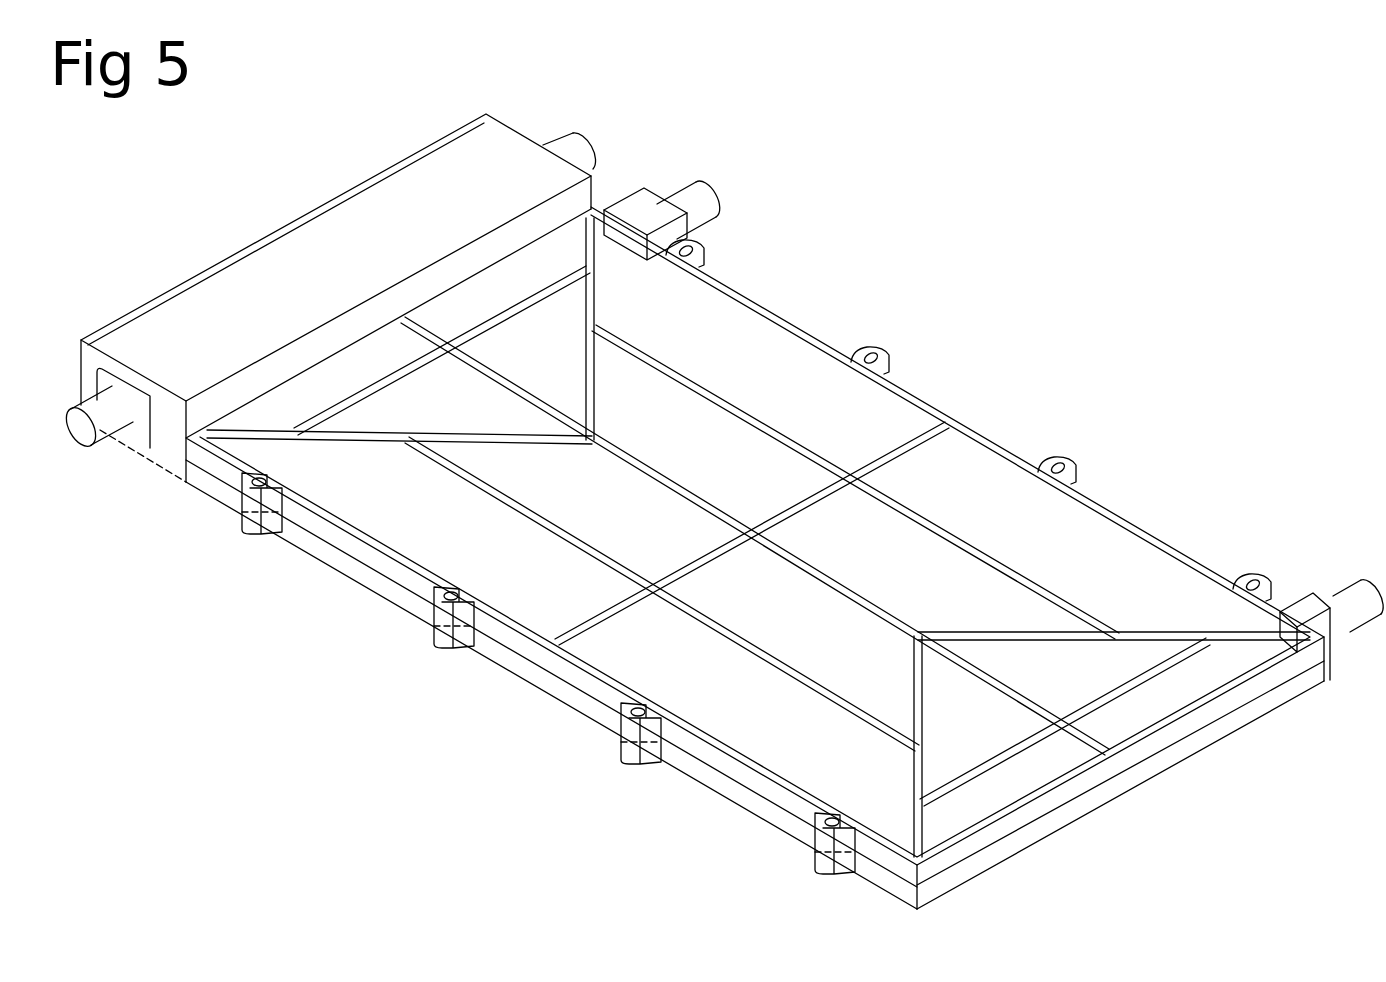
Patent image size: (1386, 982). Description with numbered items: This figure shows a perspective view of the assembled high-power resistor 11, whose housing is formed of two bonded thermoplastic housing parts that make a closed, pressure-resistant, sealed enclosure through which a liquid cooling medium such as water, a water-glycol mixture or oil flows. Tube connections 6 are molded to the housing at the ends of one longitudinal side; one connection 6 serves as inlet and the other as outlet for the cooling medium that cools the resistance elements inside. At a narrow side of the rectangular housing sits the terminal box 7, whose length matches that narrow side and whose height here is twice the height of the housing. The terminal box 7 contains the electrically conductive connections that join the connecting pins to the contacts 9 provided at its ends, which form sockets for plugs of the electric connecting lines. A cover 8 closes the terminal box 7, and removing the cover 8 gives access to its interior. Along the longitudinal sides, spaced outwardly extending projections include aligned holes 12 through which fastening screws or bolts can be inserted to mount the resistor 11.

The connection 6 is at (697, 203).
The terminal box 7 is at (170, 455).
The cover 8 is at (313, 208).
The contact 9 is at (120, 433).
The high-power resistor 11 is at (1132, 778).
The hole 12 is at (825, 821).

- [Required work]: Please rewrite all the records above, renaming "housing" to "casing" wherever it appears and leaving everything else unchanged. Leave the pictures out of your answer.

- [Finished task]:
Patent image size: (1386, 982). Description with numbered items: This figure shows a perspective view of the assembled high-power resistor 11, whose casing is formed of two bonded thermoplastic casing parts that make a closed, pressure-resistant, sealed enclosure through which a liquid cooling medium such as water, a water-glycol mixture or oil flows. Tube connections 6 are molded to the casing at the ends of one longitudinal side; one connection 6 serves as inlet and the other as outlet for the cooling medium that cools the resistance elements inside. At a narrow side of the rectangular casing sits the terminal box 7, whose length matches that narrow side and whose height here is twice the height of the casing. The terminal box 7 contains the electrically conductive connections that join the connecting pins to the contacts 9 provided at its ends, which form sockets for plugs of the electric connecting lines. A cover 8 closes the terminal box 7, and removing the cover 8 gives access to its interior. Along the longitudinal sides, spaced outwardly extending projections include aligned holes 12 through which fastening screws or bolts can be inserted to mount the resistor 11.

The connection 6 is at (697, 203).
The terminal box 7 is at (170, 455).
The cover 8 is at (313, 208).
The contact 9 is at (120, 433).
The high-power resistor 11 is at (1132, 778).
The hole 12 is at (825, 821).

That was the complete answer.